▶ [TASK DIRECTIONS] Below are the records; locate each line with the word "header" and copy it.

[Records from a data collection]
··········
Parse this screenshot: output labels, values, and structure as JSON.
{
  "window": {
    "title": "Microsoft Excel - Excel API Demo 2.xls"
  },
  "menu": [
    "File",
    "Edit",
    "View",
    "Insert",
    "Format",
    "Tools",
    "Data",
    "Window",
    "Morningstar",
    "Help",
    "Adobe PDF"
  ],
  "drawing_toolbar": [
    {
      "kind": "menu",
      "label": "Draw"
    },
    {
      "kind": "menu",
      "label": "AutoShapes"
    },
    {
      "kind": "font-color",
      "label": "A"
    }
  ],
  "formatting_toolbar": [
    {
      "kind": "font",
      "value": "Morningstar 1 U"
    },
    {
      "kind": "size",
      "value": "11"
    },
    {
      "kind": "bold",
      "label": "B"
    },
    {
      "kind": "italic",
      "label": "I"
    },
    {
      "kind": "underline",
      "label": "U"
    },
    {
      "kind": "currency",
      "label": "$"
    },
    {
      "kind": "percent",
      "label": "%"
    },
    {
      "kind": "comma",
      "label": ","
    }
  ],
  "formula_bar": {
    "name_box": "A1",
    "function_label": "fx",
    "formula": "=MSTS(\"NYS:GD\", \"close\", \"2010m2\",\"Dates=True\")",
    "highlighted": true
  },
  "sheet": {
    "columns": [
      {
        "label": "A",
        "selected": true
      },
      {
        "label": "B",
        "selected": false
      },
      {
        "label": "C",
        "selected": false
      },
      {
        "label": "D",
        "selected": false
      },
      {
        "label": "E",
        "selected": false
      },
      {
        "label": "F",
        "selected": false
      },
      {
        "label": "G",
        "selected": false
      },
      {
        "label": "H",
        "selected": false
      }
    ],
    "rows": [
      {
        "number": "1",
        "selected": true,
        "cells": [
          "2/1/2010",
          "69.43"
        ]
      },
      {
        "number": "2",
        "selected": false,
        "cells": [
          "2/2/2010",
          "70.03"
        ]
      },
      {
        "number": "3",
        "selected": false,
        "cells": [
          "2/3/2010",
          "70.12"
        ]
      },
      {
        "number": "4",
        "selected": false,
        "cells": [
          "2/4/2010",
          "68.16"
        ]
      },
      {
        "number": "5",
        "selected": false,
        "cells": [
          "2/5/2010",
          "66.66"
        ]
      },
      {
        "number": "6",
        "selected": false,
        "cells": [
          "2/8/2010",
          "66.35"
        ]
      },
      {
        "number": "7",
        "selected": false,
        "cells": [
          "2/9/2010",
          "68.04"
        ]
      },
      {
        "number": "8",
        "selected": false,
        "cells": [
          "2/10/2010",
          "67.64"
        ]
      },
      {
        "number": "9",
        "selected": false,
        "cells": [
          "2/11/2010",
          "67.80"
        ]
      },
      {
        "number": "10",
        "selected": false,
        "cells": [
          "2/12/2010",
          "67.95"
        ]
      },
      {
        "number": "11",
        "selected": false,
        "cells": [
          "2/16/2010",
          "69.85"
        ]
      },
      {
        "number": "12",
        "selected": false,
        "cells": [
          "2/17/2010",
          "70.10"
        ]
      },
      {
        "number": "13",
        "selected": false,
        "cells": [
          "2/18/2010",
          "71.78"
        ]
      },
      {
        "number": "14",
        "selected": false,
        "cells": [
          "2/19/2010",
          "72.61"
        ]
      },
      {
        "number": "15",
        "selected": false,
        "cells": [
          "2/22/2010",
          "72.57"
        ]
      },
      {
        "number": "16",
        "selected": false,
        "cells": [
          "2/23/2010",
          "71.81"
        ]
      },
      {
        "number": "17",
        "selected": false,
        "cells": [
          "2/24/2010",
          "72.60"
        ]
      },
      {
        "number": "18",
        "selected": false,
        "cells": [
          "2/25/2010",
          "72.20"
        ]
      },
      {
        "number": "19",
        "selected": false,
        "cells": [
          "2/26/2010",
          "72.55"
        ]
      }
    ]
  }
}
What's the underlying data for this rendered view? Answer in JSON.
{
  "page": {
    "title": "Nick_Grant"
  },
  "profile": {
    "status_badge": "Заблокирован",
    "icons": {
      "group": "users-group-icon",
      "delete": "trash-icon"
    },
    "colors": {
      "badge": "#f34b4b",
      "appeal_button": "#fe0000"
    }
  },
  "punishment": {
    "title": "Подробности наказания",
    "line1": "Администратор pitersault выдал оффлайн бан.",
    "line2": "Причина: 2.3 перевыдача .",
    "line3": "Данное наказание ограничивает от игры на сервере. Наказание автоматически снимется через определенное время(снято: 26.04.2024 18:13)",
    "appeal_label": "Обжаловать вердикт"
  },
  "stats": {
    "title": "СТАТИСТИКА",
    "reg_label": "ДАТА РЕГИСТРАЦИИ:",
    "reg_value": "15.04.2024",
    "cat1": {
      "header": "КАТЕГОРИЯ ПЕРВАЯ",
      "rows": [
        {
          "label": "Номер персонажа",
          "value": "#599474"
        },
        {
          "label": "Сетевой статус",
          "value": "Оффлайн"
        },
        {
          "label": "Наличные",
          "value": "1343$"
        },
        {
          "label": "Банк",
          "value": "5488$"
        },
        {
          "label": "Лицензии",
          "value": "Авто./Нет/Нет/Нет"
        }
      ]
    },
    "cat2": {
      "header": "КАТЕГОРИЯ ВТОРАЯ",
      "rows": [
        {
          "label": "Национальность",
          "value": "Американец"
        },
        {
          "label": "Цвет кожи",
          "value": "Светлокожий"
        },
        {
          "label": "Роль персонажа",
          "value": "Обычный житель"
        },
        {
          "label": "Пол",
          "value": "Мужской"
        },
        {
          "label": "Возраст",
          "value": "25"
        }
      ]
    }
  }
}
··········
▶ [THE COMPLETED TASK]
      "header": "КАТЕГОРИЯ ПЕРВАЯ",
      "header": "КАТЕГОРИЯ ВТОРАЯ",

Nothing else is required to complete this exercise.